##### Data for this task

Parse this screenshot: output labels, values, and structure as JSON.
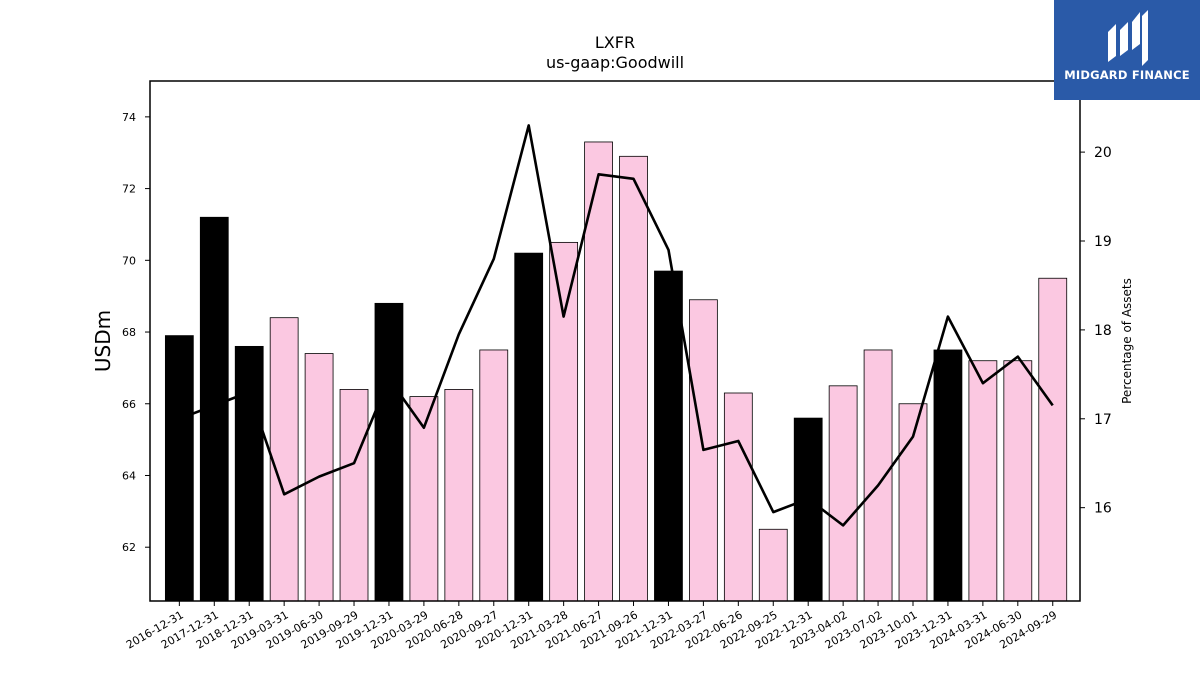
{
  "chart_data": {
    "type": "bar",
    "title": "LXFR",
    "subtitle": "us-gaap:Goodwill",
    "ylabel": "USDm",
    "y2label": "Percentage of Assets",
    "categories": [
      "2016-12-31",
      "2017-12-31",
      "2018-12-31",
      "2019-03-31",
      "2019-06-30",
      "2019-09-29",
      "2019-12-31",
      "2020-03-29",
      "2020-06-28",
      "2020-09-27",
      "2020-12-31",
      "2021-03-28",
      "2021-06-27",
      "2021-09-26",
      "2021-12-31",
      "2022-03-27",
      "2022-06-26",
      "2022-09-25",
      "2022-12-31",
      "2023-04-02",
      "2023-07-02",
      "2023-10-01",
      "2023-12-31",
      "2024-03-31",
      "2024-06-30",
      "2024-09-29"
    ],
    "series": [
      {
        "type": "bar",
        "axis": "left",
        "values": [
          67.9,
          71.2,
          67.6,
          68.4,
          67.4,
          66.4,
          68.8,
          66.2,
          66.4,
          67.5,
          70.2,
          70.5,
          73.3,
          72.9,
          69.7,
          68.9,
          66.3,
          62.5,
          65.6,
          66.5,
          67.5,
          66.0,
          67.5,
          67.2,
          67.2,
          69.5
        ],
        "annual": [
          true,
          true,
          true,
          false,
          false,
          false,
          true,
          false,
          false,
          false,
          true,
          false,
          false,
          false,
          true,
          false,
          false,
          false,
          true,
          false,
          false,
          false,
          true,
          false,
          false,
          false
        ]
      },
      {
        "type": "line",
        "axis": "right",
        "values": [
          17.0,
          17.15,
          17.3,
          16.15,
          16.35,
          16.5,
          17.45,
          16.9,
          17.95,
          18.8,
          20.3,
          18.15,
          19.75,
          19.7,
          18.9,
          16.65,
          16.75,
          15.95,
          16.1,
          15.8,
          16.25,
          16.8,
          18.15,
          17.4,
          17.7,
          17.15
        ]
      }
    ],
    "ylim": [
      60.5,
      75.0
    ],
    "y2lim": [
      14.95,
      20.8
    ],
    "yticks": [
      62,
      64,
      66,
      68,
      70,
      72,
      74
    ],
    "y2ticks": [
      16,
      17,
      18,
      19,
      20
    ],
    "colors": {
      "annual": "#000000",
      "quarterly": "#fbc8e1",
      "line": "#000000"
    },
    "grid": false,
    "legend": "none"
  },
  "brand": {
    "name": "MIDGARD FINANCE",
    "background": "#2a5aa8"
  }
}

##########

● **The problem**: Restate each line of the records exactly; pictures do not belong in the copy.

● **Answer to this exercise**:
Parse this screenshot: output labels, values, and structure as JSON.
{
  "chart_data": {
    "type": "bar",
    "title": "LXFR",
    "subtitle": "us-gaap:Goodwill",
    "ylabel": "USDm",
    "y2label": "Percentage of Assets",
    "categories": [
      "2016-12-31",
      "2017-12-31",
      "2018-12-31",
      "2019-03-31",
      "2019-06-30",
      "2019-09-29",
      "2019-12-31",
      "2020-03-29",
      "2020-06-28",
      "2020-09-27",
      "2020-12-31",
      "2021-03-28",
      "2021-06-27",
      "2021-09-26",
      "2021-12-31",
      "2022-03-27",
      "2022-06-26",
      "2022-09-25",
      "2022-12-31",
      "2023-04-02",
      "2023-07-02",
      "2023-10-01",
      "2023-12-31",
      "2024-03-31",
      "2024-06-30",
      "2024-09-29"
    ],
    "series": [
      {
        "type": "bar",
        "axis": "left",
        "values": [
          67.9,
          71.2,
          67.6,
          68.4,
          67.4,
          66.4,
          68.8,
          66.2,
          66.4,
          67.5,
          70.2,
          70.5,
          73.3,
          72.9,
          69.7,
          68.9,
          66.3,
          62.5,
          65.6,
          66.5,
          67.5,
          66.0,
          67.5,
          67.2,
          67.2,
          69.5
        ],
        "annual": [
          true,
          true,
          true,
          false,
          false,
          false,
          true,
          false,
          false,
          false,
          true,
          false,
          false,
          false,
          true,
          false,
          false,
          false,
          true,
          false,
          false,
          false,
          true,
          false,
          false,
          false
        ]
      },
      {
        "type": "line",
        "axis": "right",
        "values": [
          17.0,
          17.15,
          17.3,
          16.15,
          16.35,
          16.5,
          17.45,
          16.9,
          17.95,
          18.8,
          20.3,
          18.15,
          19.75,
          19.7,
          18.9,
          16.65,
          16.75,
          15.95,
          16.1,
          15.8,
          16.25,
          16.8,
          18.15,
          17.4,
          17.7,
          17.15
        ]
      }
    ],
    "ylim": [
      60.5,
      75.0
    ],
    "y2lim": [
      14.95,
      20.8
    ],
    "yticks": [
      62,
      64,
      66,
      68,
      70,
      72,
      74
    ],
    "y2ticks": [
      16,
      17,
      18,
      19,
      20
    ],
    "colors": {
      "annual": "#000000",
      "quarterly": "#fbc8e1",
      "line": "#000000"
    },
    "grid": false,
    "legend": "none"
  },
  "brand": {
    "name": "MIDGARD FINANCE",
    "background": "#2a5aa8"
  }
}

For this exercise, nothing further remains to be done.